**TEXT**

It is undisputed that Defendants' alleged scheme extended for a substantial period of time. Instead, Defendants argue that "where the RICO allegations concern only a single scheme with a discrete goal, the courts have refused to find a closed-ended pattern of racketeering even when the scheme took place over longer periods of time." Jackson, 372 F.3d at 1267. That said, the Eleventh Circuit has also held that "[a]cts that are part of the same scheme or transaction can qualify as distinct predicate acts," Bank of America v. Touche Ross & Co., 782 F.2d 966, 971 (11th Cir.1986), as long as "each act constitutes a separate violation of the state or federal statute governing the conduct in question," United States v. Watchmaker, 761 F.2d 1459, 1475 (11th Cir.1985) (internal quotations omitted), cert. denied, 474 U.S. 1100 (1986). "'If distinct statutory violations are found, the predicate acts will be considered to be distinct irrespective of the circumstances under which they arose.'" United States v. Gonzalez, 921 F.2d 1530, 1545 (11th Cir.1991) (quoting Bank of America, 782 F.2d at 971). Thus, even a "single episode of bribery could be viewed by a jury as a scheme consisting of multiple violations, sufficiently interrelated and continuous to constitute a pattern of racketeering activity." Cox, 17 F.3d at 1397. Ultimately, no specific method of proof exists for establishing continuity, and the analysis turns "on the specific facts of each case." H.J. Inc., 492 U.S. at 241.

Defendants rely on, Norfolk S. Ry. Co. v. Boatright R.R. Products, Inc., 2:17-CV-01787-AKK, 2018 WL 2299249, at *5 (N.D. Ala. May 21, 2018), on reconsideration in part, 2:17-CV-01787-AKK, 2019 WL 1199836 (N.D. Ala. Mar. 14, 2019), yet fail to acknowledge that court's reconsideration of Plaintiff's RICO claim. Ultimately, it found Plaintiff alleged both closed and open-ended continuity. Thus, the Court does not find this authority persuasive to Defendants' argument.

**REQUIRED WORK**
A) Write out the stretch of the RICO continuity passage from "Defendants rely on, Norfolk" through "to Defendants' argument.".
B) Reproduce, word for word, the stretch of the listing from its first line through the line containing "470, 262, 503]".
The RICO continuity passage and the listing after it are unrelated materials.

**THE DATA**
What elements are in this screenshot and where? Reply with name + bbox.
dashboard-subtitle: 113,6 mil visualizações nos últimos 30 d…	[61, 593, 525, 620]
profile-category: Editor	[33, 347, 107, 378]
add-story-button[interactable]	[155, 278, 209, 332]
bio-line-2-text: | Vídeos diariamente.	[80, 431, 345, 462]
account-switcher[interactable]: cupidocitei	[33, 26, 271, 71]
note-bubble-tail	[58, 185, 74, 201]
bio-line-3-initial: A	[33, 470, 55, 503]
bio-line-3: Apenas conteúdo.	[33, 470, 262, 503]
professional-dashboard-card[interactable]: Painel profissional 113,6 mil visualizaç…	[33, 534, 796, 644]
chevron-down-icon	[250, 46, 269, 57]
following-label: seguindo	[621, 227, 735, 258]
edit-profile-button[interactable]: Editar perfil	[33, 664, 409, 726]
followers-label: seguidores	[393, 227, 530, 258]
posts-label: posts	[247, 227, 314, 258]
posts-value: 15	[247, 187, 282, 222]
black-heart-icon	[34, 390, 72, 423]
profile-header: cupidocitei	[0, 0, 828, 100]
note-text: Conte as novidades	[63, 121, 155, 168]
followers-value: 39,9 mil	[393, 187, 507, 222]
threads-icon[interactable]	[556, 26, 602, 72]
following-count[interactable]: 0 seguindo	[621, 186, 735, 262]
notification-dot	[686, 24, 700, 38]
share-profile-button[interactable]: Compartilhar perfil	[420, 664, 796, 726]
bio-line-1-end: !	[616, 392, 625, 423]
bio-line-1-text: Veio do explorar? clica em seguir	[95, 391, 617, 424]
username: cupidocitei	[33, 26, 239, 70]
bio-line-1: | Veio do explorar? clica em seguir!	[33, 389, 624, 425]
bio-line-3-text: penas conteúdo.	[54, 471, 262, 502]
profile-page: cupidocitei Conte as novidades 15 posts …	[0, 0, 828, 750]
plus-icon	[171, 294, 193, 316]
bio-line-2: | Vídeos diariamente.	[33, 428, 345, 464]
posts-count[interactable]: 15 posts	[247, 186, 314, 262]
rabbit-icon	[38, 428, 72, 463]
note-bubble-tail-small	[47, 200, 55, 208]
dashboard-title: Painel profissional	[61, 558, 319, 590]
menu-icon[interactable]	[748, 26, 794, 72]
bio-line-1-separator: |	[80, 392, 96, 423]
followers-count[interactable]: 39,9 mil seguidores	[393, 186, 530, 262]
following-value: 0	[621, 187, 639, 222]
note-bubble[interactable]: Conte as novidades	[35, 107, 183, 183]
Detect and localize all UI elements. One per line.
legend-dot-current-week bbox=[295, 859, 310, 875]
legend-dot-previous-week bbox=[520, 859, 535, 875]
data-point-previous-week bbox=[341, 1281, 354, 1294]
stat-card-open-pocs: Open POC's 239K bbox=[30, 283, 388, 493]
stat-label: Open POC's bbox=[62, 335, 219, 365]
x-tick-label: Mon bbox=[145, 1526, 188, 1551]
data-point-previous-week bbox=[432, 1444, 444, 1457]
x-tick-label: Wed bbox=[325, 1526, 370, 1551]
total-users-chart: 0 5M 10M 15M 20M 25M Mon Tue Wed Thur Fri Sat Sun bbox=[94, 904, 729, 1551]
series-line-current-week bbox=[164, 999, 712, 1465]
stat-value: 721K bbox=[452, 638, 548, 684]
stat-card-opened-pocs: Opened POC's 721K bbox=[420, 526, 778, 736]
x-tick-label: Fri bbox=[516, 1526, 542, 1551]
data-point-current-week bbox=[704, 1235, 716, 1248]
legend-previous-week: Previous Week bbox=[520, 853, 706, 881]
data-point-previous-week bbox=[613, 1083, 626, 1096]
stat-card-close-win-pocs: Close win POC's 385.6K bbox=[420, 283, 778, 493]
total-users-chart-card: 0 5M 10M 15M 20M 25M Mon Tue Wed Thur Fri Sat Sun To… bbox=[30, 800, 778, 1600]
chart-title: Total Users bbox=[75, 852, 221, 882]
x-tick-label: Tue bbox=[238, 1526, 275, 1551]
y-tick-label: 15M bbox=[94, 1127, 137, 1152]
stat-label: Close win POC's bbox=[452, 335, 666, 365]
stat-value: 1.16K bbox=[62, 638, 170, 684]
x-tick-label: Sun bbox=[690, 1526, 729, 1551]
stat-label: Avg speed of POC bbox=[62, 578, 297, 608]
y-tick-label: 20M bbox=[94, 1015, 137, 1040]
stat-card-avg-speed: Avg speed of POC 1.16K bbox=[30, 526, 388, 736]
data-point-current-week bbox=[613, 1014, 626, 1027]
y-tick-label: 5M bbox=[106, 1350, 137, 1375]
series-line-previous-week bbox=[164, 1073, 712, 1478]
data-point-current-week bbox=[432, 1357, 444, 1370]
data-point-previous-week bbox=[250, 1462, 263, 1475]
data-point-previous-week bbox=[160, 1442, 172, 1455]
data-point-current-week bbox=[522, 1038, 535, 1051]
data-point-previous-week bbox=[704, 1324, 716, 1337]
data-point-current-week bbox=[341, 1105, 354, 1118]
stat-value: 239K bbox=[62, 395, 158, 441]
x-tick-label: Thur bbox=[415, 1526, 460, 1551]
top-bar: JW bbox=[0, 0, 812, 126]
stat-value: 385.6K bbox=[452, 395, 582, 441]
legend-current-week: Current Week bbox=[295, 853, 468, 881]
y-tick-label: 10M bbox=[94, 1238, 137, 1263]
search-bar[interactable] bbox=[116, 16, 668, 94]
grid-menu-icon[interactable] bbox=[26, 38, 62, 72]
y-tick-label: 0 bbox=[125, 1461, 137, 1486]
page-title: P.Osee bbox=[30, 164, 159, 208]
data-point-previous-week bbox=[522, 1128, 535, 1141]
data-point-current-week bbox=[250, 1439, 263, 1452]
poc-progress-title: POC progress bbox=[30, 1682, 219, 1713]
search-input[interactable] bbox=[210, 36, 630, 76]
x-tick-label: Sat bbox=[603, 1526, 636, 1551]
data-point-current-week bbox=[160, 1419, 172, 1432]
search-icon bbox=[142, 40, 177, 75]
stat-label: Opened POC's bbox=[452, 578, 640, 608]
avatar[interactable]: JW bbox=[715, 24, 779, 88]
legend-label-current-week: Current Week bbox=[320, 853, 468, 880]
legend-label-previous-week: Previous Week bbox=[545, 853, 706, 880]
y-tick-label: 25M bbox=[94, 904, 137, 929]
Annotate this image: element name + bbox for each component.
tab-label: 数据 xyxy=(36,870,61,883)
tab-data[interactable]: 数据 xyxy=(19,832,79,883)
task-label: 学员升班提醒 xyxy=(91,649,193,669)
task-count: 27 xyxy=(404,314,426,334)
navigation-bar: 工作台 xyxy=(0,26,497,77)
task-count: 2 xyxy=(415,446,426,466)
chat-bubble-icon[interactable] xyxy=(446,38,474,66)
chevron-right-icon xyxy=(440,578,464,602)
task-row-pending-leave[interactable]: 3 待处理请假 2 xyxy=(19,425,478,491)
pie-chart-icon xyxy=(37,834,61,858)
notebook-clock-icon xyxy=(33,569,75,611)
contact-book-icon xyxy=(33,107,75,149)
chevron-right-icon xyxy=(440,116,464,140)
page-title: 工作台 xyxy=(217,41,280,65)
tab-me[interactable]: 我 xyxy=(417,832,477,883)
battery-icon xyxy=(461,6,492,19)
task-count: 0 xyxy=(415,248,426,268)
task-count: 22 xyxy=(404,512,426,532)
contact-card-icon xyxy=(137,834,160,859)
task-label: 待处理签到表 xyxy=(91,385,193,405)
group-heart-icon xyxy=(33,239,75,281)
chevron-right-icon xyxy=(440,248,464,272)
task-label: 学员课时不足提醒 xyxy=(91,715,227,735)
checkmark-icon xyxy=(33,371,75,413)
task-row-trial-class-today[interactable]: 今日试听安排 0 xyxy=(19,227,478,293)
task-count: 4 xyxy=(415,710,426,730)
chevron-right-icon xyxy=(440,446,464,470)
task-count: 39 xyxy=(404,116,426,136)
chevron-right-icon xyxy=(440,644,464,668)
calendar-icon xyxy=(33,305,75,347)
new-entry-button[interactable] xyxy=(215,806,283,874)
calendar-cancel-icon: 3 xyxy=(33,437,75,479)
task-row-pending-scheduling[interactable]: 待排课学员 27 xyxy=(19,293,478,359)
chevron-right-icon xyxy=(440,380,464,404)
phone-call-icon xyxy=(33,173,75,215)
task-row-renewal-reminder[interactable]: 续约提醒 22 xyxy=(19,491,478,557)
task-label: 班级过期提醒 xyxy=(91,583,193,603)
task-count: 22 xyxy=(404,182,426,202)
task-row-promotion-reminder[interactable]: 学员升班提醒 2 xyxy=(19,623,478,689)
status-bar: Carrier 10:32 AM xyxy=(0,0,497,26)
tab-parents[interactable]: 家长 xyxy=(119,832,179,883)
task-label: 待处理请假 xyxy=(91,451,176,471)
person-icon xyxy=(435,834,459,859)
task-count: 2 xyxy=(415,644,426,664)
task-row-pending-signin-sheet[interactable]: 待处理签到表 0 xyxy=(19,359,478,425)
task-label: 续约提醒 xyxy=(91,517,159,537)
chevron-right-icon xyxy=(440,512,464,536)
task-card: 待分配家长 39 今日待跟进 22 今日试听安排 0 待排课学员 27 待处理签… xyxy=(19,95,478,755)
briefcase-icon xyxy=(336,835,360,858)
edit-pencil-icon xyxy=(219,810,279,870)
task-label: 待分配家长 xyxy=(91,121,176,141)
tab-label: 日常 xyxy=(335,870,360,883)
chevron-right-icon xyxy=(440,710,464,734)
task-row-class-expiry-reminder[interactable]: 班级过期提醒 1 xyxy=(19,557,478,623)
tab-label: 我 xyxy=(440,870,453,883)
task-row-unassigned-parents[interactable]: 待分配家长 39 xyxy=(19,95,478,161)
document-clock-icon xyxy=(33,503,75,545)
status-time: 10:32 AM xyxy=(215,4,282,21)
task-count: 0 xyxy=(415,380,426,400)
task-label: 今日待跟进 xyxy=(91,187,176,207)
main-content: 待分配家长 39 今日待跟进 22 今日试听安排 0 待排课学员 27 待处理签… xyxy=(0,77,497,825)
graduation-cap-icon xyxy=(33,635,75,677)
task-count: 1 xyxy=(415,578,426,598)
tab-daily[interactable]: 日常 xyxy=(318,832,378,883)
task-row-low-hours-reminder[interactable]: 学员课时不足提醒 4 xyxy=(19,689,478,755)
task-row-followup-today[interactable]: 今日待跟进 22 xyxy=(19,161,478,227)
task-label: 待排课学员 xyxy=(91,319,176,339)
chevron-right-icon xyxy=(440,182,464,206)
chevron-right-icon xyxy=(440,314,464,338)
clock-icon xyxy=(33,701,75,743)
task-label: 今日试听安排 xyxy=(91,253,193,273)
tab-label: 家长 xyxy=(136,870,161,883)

**SOLVED TASKS**
A)
Defendants rely on, Norfolk S. Ry. Co. v. Boatright R.R. Products, Inc., 2:17-CV-01787-AKK, 2018 WL 2299249, at *5 (N.D. Ala. May 21, 2018), on reconsideration in part, 2:17-CV-01787-AKK, 2019 WL 1199836 (N.D. Ala. Mar. 14, 2019), yet fail to acknowledge that court's reconsideration of Plaintiff's RICO claim. Ultimately, it found Plaintiff alleged both closed and open-ended continuity. Thus, the Court does not find this authority persuasive to Defendants' argument.

B)
What elements are in this screenshot and where? Reply with name + bbox.
dashboard-subtitle: 113,6 mil visualizações nos últimos 30 d…	[61, 593, 525, 620]
profile-category: Editor	[33, 347, 107, 378]
add-story-button[interactable]	[155, 278, 209, 332]
bio-line-2-text: | Vídeos diariamente.	[80, 431, 345, 462]
account-switcher[interactable]: cupidocitei	[33, 26, 271, 71]
note-bubble-tail	[58, 185, 74, 201]
bio-line-3-initial: A	[33, 470, 55, 503]
bio-line-3: Apenas conteúdo.	[33, 470, 262, 503]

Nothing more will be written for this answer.